>> Start Dataset extract
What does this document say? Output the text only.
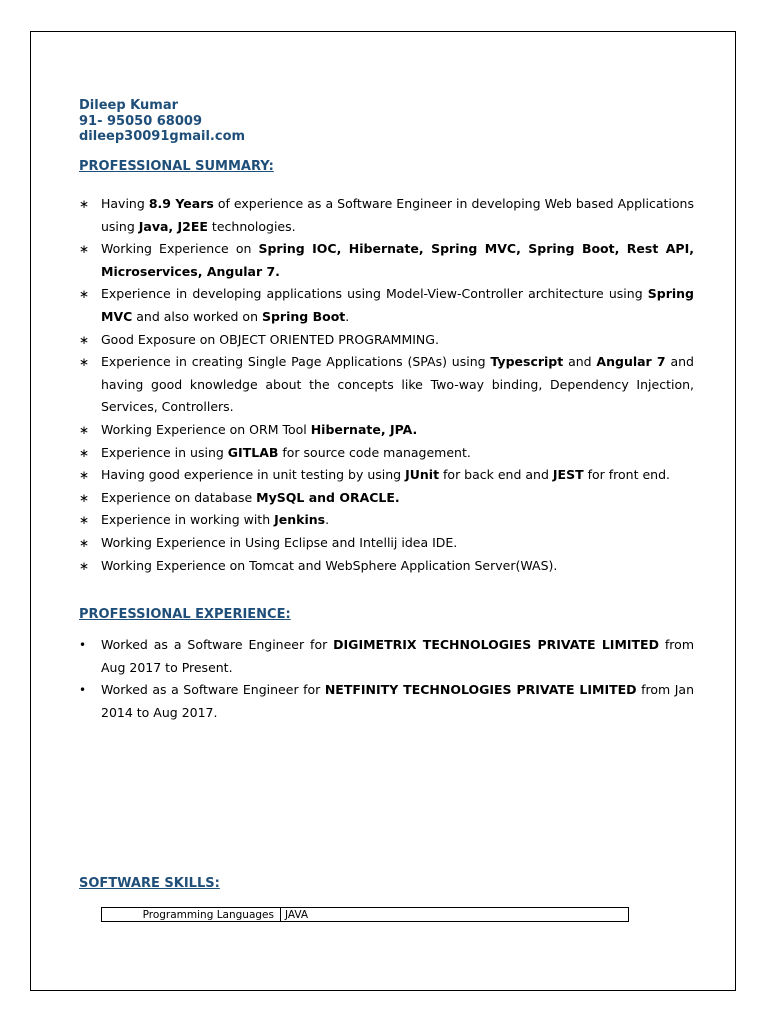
Dileep Kumar
91- 95050 68009
dileep30091gmail.com
PROFESSIONAL SUMMARY:
∗ Having 8.9 Years of experience as a Software Engineer in developing Web based Applications using Java, J2EE technologies.
∗ Working Experience on Spring IOC, Hibernate, Spring MVC, Spring Boot, Rest API, Microservices, Angular 7.
∗ Experience in developing applications using Model-View-Controller architecture using Spring MVC and also worked on Spring Boot.
∗ Good Exposure on OBJECT ORIENTED PROGRAMMING.
∗ Experience in creating Single Page Applications (SPAs) using Typescript and Angular 7 and having good knowledge about the concepts like Two-way binding, Dependency Injection, Services, Controllers.
∗ Working Experience on ORM Tool Hibernate, JPA.
∗ Experience in using GITLAB for source code management.
∗ Having good experience in unit testing by using JUnit for back end and JEST for front end.
∗ Experience on database MySQL and ORACLE.
∗ Experience in working with Jenkins.
∗ Working Experience in Using Eclipse and Intellij idea IDE.
∗ Working Experience on Tomcat and WebSphere Application Server(WAS).
PROFESSIONAL EXPERIENCE:
•	Worked as a Software Engineer for DIGIMETRIX TECHNOLOGIES PRIVATE LIMITED from Aug 2017 to Present.
•	Worked as a Software Engineer for NETFINITY TECHNOLOGIES PRIVATE LIMITED from Jan 2014 to Aug 2017.
SOFTWARE SKILLS:
Programming Languages	JAVA
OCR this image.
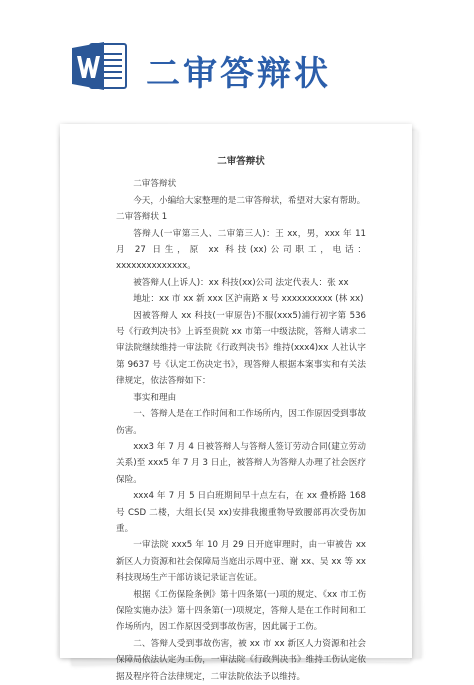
二审答辩状

二审答辩状

二审答辩状

今天，小编给大家整理的是二审答辩状，希望对大家有帮助。

二审答辩状 1

答辩人(一审第三人、二审第三人)：王 xx，男，xxx 年 11 月 27 日生，原 xx 科技(xx)公司职工，电话：xxxxxxxxxxxxxx。

被答辩人(上诉人)：xx 科技(xx)公司 法定代表人：张 xx

地址：xx 市 xx 新 xxx 区沪南路 x 号 xxxxxxxxxx (林 xx)

因被答辩人 xx 科技(一审原告)不服(xxx5)浦行初字第 536 号《行政判决书》上诉至贵院 xx 市第一中级法院，答辩人请求二审法院继续维持一审法院《行政判决书》维持(xxx4)xx 人社认字第 9637 号《认定工伤决定书》，现答辩人根据本案事实和有关法律规定，依法答辩如下：

事实和理由

一、答辩人是在工作时间和工作场所内，因工作原因受到事故伤害。

xxx3 年 7 月 4 日被答辩人与答辩人签订劳动合同(建立劳动关系)至 xxx5 年 7 月 3 日止，被答辩人为答辩人办理了社会医疗保险。

xxx4 年 7 月 5 日白班期间早十点左右，在 xx 叠桥路 168 号 CSD 二楼，大组长(吴 xx)安排我搬重物导致腰部再次受伤加重。

一审法院 xxx5 年 10 月 29 日开庭审理时，由一审被告 xx 新区人力资源和社会保障局当庭出示周中亚、谢 xx、吴 xx 等 xx 科技现场生产干部访谈记录证言佐证。

根据《工伤保险条例》第十四条第(一)项的规定、《xx 市工伤保险实施办法》第十四条第(一)项规定，答辩人是在工作时间和工作场所内，因工作原因受到事故伤害，因此属于工伤。

二、答辩人受到事故伤害，被 xx 市 xx 新区人力资源和社会保障局依法认定为工伤，一审法院《行政判决书》维持工伤认定依据及程序符合法律规定，二审法院依法予以维持。
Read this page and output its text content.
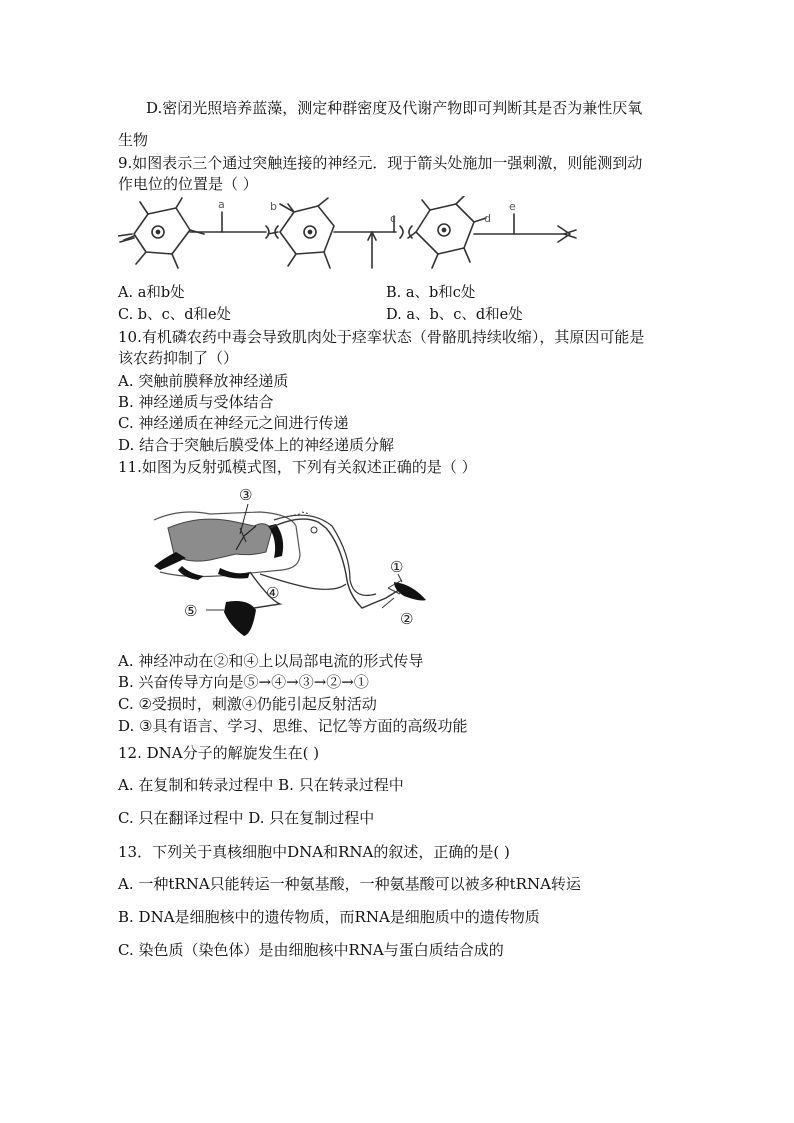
D.密闭光照培养蓝藻，测定种群密度及代谢产物即可判断其是否为兼性厌氧
生物
9.如图表示三个通过突触连接的神经元．现于箭头处施加一强刺激，则能测到动
作电位的位置是（ ）
a	b
c	d
e
A. a和b处	B. a、b和c处
C. b、c、d和e处	D. a、b、c、d和e处
10.有机磷农药中毒会导致肌肉处于痉挛状态（骨骼肌持续收缩），其原因可能是
该农药抑制了（）
A. 突触前膜释放神经递质
B. 神经递质与受体结合
C. 神经递质在神经元之间进行传递
D. 结合于突触后膜受体上的神经递质分解
11.如图为反射弧模式图，下列有关叙述正确的是（ ）
③
①
④
⑤	②
A. 神经冲动在②和④上以局部电流的形式传导
B. 兴奋传导方向是⑤→④→③→②→①
C. ②受损时，刺激④仍能引起反射活动
D. ③具有语言、学习、思维、记忆等方面的高级功能
12. DNA分子的解旋发生在( )
A. 在复制和转录过程中 B. 只在转录过程中
C. 只在翻译过程中 D. 只在复制过程中
13．下列关于真核细胞中DNA和RNA的叙述，正确的是( )
A. 一种tRNA只能转运一种氨基酸，一种氨基酸可以被多种tRNA转运
B. DNA是细胞核中的遗传物质，而RNA是细胞质中的遗传物质
C. 染色质（染色体）是由细胞核中RNA与蛋白质结合成的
>> End Dataset extract
§ **Written instruction**
Every line that holds the word "text" should be extracted.

§ **Result below**
What does this document say? Output the text only.
Read this page and output its text content.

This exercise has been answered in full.